* [Exercise material]:
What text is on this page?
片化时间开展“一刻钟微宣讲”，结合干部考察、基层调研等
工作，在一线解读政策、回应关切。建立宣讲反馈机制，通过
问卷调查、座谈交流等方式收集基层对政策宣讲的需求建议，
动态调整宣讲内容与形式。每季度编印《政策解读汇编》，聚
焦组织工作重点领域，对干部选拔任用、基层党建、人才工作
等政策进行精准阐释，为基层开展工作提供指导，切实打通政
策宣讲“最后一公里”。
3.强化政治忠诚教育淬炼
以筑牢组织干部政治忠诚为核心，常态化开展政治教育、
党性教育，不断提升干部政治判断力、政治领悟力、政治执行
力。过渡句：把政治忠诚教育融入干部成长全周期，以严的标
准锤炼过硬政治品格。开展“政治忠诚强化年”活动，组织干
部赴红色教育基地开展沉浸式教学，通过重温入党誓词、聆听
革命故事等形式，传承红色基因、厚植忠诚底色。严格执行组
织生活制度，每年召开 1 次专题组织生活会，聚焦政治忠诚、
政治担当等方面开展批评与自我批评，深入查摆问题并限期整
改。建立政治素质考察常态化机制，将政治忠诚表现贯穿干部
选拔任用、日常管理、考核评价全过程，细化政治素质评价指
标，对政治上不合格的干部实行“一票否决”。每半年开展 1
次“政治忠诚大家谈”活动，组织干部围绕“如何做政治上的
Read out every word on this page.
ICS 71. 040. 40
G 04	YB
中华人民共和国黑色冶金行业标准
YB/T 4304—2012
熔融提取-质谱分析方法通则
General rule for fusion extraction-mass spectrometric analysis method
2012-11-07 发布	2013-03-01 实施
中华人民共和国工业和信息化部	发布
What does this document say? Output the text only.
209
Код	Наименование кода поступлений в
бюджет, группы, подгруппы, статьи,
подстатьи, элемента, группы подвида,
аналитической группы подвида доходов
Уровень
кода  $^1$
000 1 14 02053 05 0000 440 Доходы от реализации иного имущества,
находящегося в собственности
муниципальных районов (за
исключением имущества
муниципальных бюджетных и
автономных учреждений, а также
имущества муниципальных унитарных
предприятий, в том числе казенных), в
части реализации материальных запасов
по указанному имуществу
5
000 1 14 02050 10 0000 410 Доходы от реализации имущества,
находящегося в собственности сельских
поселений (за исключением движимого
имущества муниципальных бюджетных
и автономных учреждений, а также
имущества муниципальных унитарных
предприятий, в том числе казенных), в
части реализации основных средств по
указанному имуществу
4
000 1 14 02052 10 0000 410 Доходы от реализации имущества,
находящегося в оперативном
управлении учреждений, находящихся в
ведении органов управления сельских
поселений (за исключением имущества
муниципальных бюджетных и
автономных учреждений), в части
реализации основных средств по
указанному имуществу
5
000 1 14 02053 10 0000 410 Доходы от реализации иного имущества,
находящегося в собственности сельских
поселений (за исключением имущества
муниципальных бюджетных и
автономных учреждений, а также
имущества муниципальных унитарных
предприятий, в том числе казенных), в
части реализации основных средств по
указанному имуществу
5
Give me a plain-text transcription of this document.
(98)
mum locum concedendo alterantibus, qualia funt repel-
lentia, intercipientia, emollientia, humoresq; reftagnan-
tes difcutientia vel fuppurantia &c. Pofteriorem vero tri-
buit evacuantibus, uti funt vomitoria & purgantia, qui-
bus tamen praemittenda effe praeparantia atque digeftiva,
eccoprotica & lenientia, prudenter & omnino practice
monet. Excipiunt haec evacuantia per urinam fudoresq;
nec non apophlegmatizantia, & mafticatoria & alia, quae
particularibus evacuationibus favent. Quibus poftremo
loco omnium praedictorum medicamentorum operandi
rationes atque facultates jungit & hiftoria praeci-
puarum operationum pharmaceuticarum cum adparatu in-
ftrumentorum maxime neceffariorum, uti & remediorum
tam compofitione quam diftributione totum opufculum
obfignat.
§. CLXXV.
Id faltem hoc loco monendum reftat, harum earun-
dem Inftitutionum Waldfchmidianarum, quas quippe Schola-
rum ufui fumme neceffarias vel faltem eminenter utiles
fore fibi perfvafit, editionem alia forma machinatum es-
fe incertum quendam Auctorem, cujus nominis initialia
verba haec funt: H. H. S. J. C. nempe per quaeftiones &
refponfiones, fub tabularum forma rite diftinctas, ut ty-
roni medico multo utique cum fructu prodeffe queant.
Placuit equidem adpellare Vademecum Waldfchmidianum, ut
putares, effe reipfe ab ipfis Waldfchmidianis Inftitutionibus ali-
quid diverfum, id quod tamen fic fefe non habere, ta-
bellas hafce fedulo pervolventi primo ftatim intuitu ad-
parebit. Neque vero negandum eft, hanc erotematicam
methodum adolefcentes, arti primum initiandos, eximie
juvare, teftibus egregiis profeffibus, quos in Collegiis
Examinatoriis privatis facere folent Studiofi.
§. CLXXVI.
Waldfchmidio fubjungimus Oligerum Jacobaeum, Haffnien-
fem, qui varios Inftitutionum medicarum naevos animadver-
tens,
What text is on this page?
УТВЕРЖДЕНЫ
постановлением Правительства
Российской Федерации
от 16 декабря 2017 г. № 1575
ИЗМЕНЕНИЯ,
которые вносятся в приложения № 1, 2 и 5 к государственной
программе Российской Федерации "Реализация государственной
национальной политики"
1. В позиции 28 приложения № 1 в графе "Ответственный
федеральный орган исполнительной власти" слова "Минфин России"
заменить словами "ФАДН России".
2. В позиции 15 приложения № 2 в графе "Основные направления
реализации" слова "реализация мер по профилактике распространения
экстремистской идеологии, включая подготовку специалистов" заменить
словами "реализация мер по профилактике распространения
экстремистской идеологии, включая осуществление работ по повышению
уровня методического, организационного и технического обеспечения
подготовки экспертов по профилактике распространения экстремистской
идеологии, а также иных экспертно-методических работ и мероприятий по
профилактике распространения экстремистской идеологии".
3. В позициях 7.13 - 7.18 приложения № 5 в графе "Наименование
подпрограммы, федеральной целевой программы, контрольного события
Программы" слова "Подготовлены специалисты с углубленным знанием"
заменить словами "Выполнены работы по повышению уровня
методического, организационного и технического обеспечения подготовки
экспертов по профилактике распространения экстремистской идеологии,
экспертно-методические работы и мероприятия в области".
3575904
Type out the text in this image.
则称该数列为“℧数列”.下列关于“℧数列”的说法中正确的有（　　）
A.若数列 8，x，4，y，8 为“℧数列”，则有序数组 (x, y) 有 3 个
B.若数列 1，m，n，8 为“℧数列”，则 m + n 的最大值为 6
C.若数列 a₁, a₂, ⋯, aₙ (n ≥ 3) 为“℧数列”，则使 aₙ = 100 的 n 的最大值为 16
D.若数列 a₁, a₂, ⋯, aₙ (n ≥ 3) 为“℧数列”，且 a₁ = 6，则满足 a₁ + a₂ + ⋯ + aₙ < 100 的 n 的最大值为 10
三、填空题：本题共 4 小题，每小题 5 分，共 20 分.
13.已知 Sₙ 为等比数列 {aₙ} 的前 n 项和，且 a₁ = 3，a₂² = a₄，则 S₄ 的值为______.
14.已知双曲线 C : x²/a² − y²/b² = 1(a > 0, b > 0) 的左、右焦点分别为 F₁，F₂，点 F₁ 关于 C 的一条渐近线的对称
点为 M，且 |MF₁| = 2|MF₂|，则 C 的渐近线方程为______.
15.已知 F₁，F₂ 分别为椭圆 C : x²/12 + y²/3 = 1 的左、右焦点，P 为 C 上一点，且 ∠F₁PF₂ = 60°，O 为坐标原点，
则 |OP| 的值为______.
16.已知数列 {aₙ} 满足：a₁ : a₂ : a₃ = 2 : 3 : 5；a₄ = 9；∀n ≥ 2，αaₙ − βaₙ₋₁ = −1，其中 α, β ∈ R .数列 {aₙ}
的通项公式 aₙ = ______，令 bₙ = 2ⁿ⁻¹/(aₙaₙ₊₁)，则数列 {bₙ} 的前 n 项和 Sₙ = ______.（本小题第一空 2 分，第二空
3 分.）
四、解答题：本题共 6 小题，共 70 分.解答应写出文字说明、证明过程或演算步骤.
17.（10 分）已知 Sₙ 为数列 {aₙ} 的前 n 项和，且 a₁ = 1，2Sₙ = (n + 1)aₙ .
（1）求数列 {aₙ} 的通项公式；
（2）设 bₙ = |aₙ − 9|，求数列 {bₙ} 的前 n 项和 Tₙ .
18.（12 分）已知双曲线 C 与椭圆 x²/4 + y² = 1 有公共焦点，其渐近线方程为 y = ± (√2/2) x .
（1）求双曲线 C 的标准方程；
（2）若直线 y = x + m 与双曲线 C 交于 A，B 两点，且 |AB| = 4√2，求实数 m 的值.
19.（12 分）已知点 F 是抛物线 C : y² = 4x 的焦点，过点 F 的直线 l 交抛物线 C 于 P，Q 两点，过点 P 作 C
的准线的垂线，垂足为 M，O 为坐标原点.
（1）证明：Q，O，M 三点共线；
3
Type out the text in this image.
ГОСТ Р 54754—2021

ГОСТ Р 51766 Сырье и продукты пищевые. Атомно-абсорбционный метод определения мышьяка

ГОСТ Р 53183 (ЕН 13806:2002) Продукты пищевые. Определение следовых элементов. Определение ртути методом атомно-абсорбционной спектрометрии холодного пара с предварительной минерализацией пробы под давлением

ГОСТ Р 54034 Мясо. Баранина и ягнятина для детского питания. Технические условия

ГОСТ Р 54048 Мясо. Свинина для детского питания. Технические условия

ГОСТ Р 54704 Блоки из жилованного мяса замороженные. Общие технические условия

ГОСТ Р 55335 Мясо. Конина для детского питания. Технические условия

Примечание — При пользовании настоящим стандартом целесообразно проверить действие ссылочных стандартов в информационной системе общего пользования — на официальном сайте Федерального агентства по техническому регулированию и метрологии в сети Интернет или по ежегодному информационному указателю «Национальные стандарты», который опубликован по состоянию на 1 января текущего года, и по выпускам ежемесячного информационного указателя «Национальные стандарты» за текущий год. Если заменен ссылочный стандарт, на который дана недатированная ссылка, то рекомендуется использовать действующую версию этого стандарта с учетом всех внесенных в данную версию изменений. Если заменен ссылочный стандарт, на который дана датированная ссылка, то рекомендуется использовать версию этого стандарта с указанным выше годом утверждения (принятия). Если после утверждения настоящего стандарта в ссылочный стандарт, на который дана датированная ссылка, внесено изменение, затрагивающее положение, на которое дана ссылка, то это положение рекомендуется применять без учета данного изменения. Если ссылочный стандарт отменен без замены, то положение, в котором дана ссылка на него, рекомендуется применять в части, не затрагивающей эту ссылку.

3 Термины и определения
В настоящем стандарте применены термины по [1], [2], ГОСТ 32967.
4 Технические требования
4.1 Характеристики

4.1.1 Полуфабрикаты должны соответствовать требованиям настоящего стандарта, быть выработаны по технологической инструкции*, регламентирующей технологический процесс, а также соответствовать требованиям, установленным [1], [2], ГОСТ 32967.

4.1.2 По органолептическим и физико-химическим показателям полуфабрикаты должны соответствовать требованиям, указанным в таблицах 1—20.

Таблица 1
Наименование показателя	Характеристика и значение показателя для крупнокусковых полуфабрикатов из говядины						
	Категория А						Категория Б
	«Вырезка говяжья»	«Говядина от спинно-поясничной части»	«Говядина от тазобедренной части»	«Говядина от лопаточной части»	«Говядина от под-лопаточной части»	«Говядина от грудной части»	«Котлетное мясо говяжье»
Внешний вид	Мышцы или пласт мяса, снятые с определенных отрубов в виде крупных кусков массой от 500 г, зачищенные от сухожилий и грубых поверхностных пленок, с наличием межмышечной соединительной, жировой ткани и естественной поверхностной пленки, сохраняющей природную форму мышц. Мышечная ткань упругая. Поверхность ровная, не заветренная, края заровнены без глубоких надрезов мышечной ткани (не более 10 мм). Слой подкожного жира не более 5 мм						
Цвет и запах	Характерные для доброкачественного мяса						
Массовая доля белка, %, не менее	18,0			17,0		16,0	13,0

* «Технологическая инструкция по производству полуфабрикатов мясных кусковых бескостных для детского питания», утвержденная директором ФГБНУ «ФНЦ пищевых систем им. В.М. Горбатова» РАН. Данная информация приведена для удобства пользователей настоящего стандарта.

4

* [Task directions]: Count each line of the entries that holds the word "的最大值为", then state the total and nothing more.

* [Answer for the task]: 3